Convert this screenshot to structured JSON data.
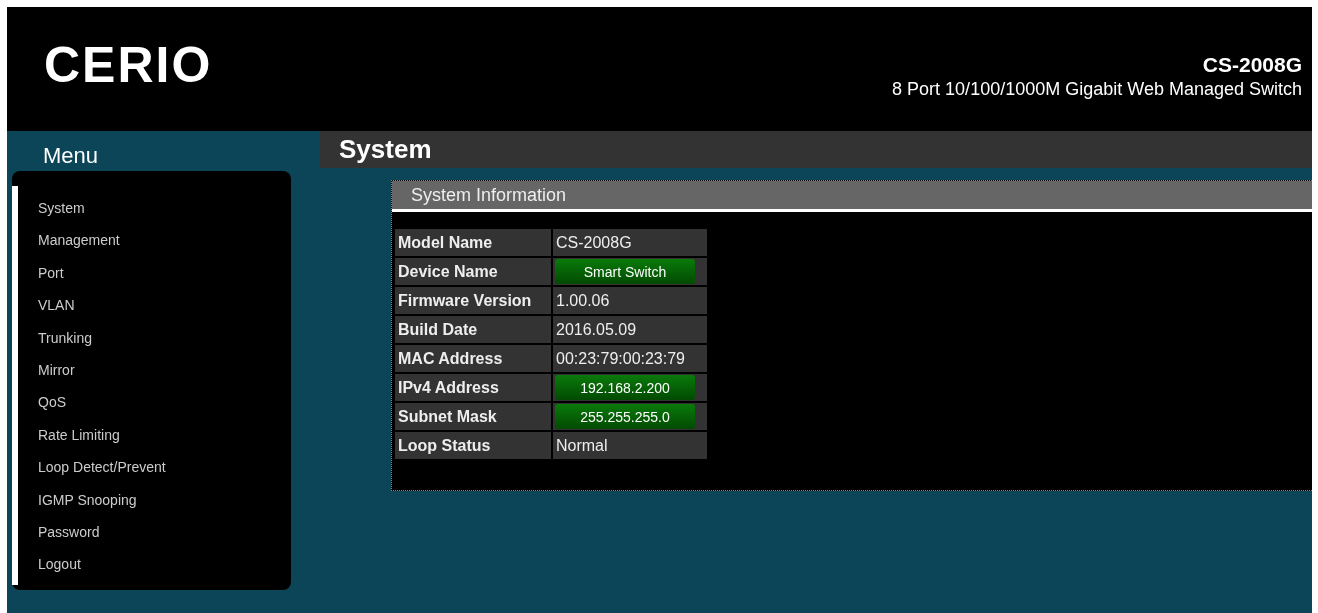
{
  "header": {
    "logo": "CERIO",
    "model": "CS-2008G",
    "description": "8 Port 10/100/1000M Gigabit Web Managed Switch"
  },
  "menu": {
    "title": "Menu",
    "items": [
      {
        "label": "System"
      },
      {
        "label": "Management"
      },
      {
        "label": "Port"
      },
      {
        "label": "VLAN"
      },
      {
        "label": "Trunking"
      },
      {
        "label": "Mirror"
      },
      {
        "label": "QoS"
      },
      {
        "label": "Rate Limiting"
      },
      {
        "label": "Loop Detect/Prevent"
      },
      {
        "label": "IGMP Snooping"
      },
      {
        "label": "Password"
      },
      {
        "label": "Logout"
      }
    ]
  },
  "page_title": "System",
  "panel": {
    "title": "System Information",
    "rows": [
      {
        "label": "Model Name",
        "value": "CS-2008G",
        "kind": "text"
      },
      {
        "label": "Device Name",
        "value": "Smart Switch",
        "kind": "button"
      },
      {
        "label": "Firmware Version",
        "value": "1.00.06",
        "kind": "text"
      },
      {
        "label": "Build Date",
        "value": "2016.05.09",
        "kind": "text"
      },
      {
        "label": "MAC Address",
        "value": "00:23:79:00:23:79",
        "kind": "text"
      },
      {
        "label": "IPv4 Address",
        "value": "192.168.2.200",
        "kind": "button"
      },
      {
        "label": "Subnet Mask",
        "value": "255.255.255.0",
        "kind": "button"
      },
      {
        "label": "Loop Status",
        "value": "Normal",
        "kind": "text"
      }
    ]
  }
}
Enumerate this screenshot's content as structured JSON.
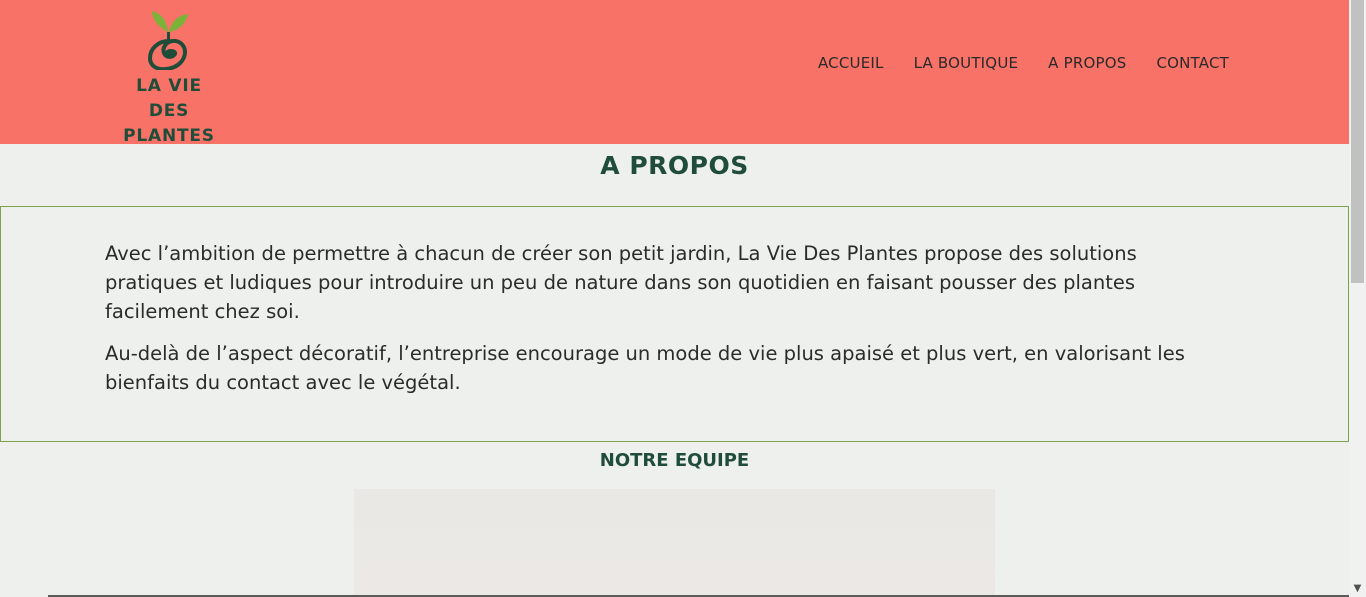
{
  "brand": {
    "line1": "LA VIE DES",
    "line2": "PLANTES",
    "colors": {
      "header_bg": "#f87268",
      "green": "#1f4d3a",
      "leaf": "#7bb33a",
      "page_bg": "#edf0ec"
    }
  },
  "nav": {
    "items": [
      {
        "label": "ACCUEIL"
      },
      {
        "label": "LA BOUTIQUE"
      },
      {
        "label": "A PROPOS"
      },
      {
        "label": "CONTACT"
      }
    ]
  },
  "about": {
    "title": "A PROPOS",
    "paragraph1": "Avec l’ambition de permettre à chacun de créer son petit jardin, La Vie Des Plantes propose des solutions pratiques et ludiques pour introduire un peu de nature dans son quotidien en faisant pousser des plantes facilement chez soi.",
    "paragraph2": "Au-delà de l’aspect décoratif, l’entreprise encourage un mode de vie plus apaisé et plus vert, en valorisant les bienfaits du contact avec le végétal."
  },
  "team": {
    "title": "NOTRE EQUIPE"
  },
  "scrollbar": {
    "down_arrow_icon": "chevron-down-icon",
    "arrow_glyph": "▼"
  }
}
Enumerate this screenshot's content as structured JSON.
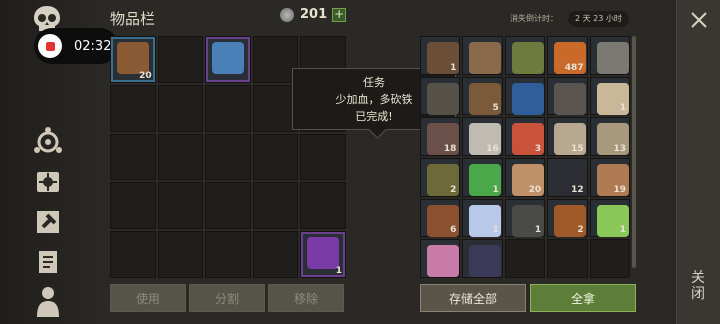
{
  "header": {
    "title": "物品栏",
    "coins": "201",
    "plus": "+",
    "expire_label": "消失倒计时：",
    "expire_value": "2 天 23 小时"
  },
  "recorder": {
    "time": "02:32"
  },
  "tooltip": {
    "line1": "任务",
    "line2": "少加血，多砍铁",
    "line3": "已完成!"
  },
  "left_grid": {
    "cells": [
      {
        "item": "leather-flask",
        "qty": "20",
        "frame": "blue"
      },
      {
        "item": "",
        "qty": ""
      },
      {
        "item": "glowing-halberd",
        "qty": "",
        "frame": "purple"
      },
      {
        "item": "",
        "qty": ""
      },
      {
        "item": "",
        "qty": ""
      },
      {
        "item": "",
        "qty": ""
      },
      {
        "item": "",
        "qty": ""
      },
      {
        "item": "",
        "qty": ""
      },
      {
        "item": "",
        "qty": ""
      },
      {
        "item": "",
        "qty": ""
      },
      {
        "item": "",
        "qty": ""
      },
      {
        "item": "",
        "qty": ""
      },
      {
        "item": "",
        "qty": ""
      },
      {
        "item": "",
        "qty": ""
      },
      {
        "item": "",
        "qty": ""
      },
      {
        "item": "",
        "qty": ""
      },
      {
        "item": "",
        "qty": ""
      },
      {
        "item": "",
        "qty": ""
      },
      {
        "item": "",
        "qty": ""
      },
      {
        "item": "",
        "qty": ""
      },
      {
        "item": "",
        "qty": ""
      },
      {
        "item": "",
        "qty": ""
      },
      {
        "item": "",
        "qty": ""
      },
      {
        "item": "",
        "qty": ""
      },
      {
        "item": "purple-potion",
        "qty": "1",
        "frame": "purple"
      }
    ]
  },
  "right_grid": {
    "cells": [
      {
        "item": "crossbow",
        "qty": "1"
      },
      {
        "item": "axe",
        "qty": ""
      },
      {
        "item": "creature-head",
        "qty": ""
      },
      {
        "item": "orange-ore",
        "qty": "487"
      },
      {
        "item": "spear",
        "qty": ""
      },
      {
        "item": "pickaxe",
        "qty": ""
      },
      {
        "item": "leather-scrap",
        "qty": "5"
      },
      {
        "item": "blue-book",
        "qty": ""
      },
      {
        "item": "armor-gloves",
        "qty": ""
      },
      {
        "item": "clown-map",
        "qty": "1"
      },
      {
        "item": "iron-rod",
        "qty": "18"
      },
      {
        "item": "salt-pile",
        "qty": "16"
      },
      {
        "item": "raw-meat",
        "qty": "3"
      },
      {
        "item": "mushrooms",
        "qty": "15"
      },
      {
        "item": "log",
        "qty": "13"
      },
      {
        "item": "seed-ball",
        "qty": "2"
      },
      {
        "item": "green-potion",
        "qty": "1"
      },
      {
        "item": "wood-chips",
        "qty": "20"
      },
      {
        "item": "dark-berries",
        "qty": "12"
      },
      {
        "item": "hide",
        "qty": "19"
      },
      {
        "item": "leather",
        "qty": "6"
      },
      {
        "item": "vial",
        "qty": "1"
      },
      {
        "item": "iron-bar",
        "qty": "1"
      },
      {
        "item": "stew-bowl",
        "qty": "2"
      },
      {
        "item": "green-flask",
        "qty": "1"
      },
      {
        "item": "pink-potion",
        "qty": ""
      },
      {
        "item": "dark-orb",
        "qty": ""
      },
      {
        "item": "",
        "qty": ""
      },
      {
        "item": "",
        "qty": ""
      },
      {
        "item": "",
        "qty": ""
      }
    ]
  },
  "buttons": {
    "use": "使用",
    "split": "分割",
    "remove": "移除",
    "store_all": "存储全部",
    "take_all": "全拿"
  },
  "close": {
    "label": "关闭"
  },
  "colors": {
    "accent_green": "#5c7e38",
    "frame_blue": "#3b6f8e",
    "frame_purple": "#6a3f8c"
  }
}
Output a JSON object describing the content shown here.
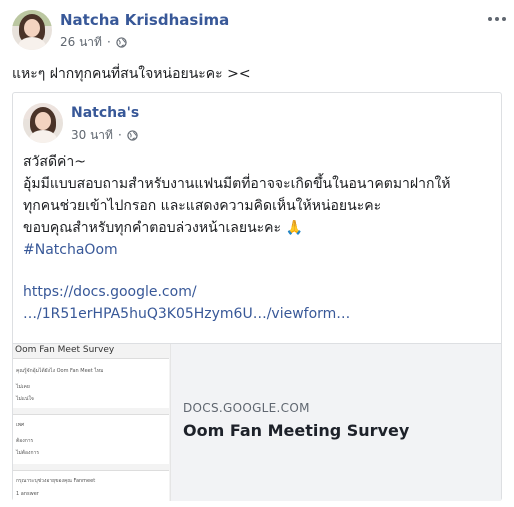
{
  "post": {
    "author": "Natcha Krisdhasima",
    "timestamp": "26 นาที",
    "separator": "·",
    "privacy_icon": "globe-icon",
    "text": "แหะๆ ฝากทุกคนที่สนใจหน่อยนะคะ ><"
  },
  "shared_post": {
    "author": "Natcha's",
    "timestamp": "30 นาที",
    "separator": "·",
    "privacy_icon": "globe-icon",
    "lines": [
      "สวัสดีค่า~",
      "อุ้มมีแบบสอบถามสำหรับงานแฟนมีตที่อาจจะเกิดขึ้นในอนาคตมาฝากให้",
      "ทุกคนช่วยเข้าไปกรอก และแสดงความคิดเห็นให้หน่อยนะคะ",
      "ขอบคุณสำหรับทุกคำตอบล่วงหน้าเลยนะคะ 🙏"
    ],
    "hashtag": "#NatchaOom",
    "link_line1": "https://docs.google.com/",
    "link_line2": "…/1R51erHPA5huQ3K05Hzym6U…/viewform…"
  },
  "link_card": {
    "domain": "DOCS.GOOGLE.COM",
    "title": "Oom Fan Meeting Survey",
    "thumb_title": "Oom Fan Meet Survey",
    "thumb_lines": [
      "คุณรู้จักอุ้มได้ยังไง Oom Fan Meet ไหม",
      "ไม่เคย",
      "ไม่แน่ใจ",
      "เพศ",
      "ต้องการ",
      "ไม่ต้องการ",
      "กรุณาระบุช่วงอายุของคุณ Fanmeet",
      "1 answer"
    ]
  },
  "colors": {
    "link": "#385898",
    "text": "#1c1e21",
    "meta": "#606770",
    "card_bg": "#f2f3f5"
  }
}
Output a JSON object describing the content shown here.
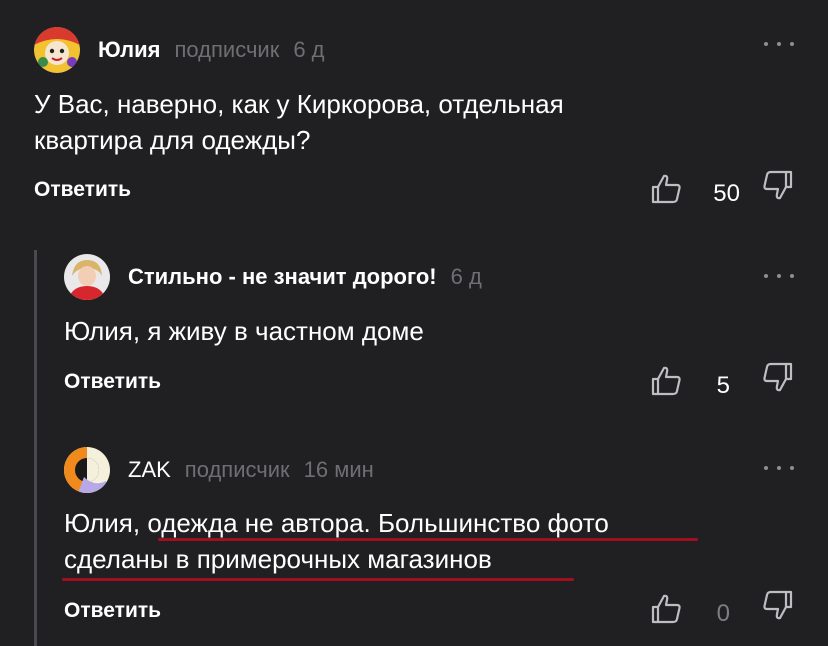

.....

WHAT TO PRODUCE :: Show all lines from the data above in which the word "author" appears.

SOLUTION FOR THIS EXERCISE ::
    "author": "Natcha Krisdhasima",
    "author": "Natcha's",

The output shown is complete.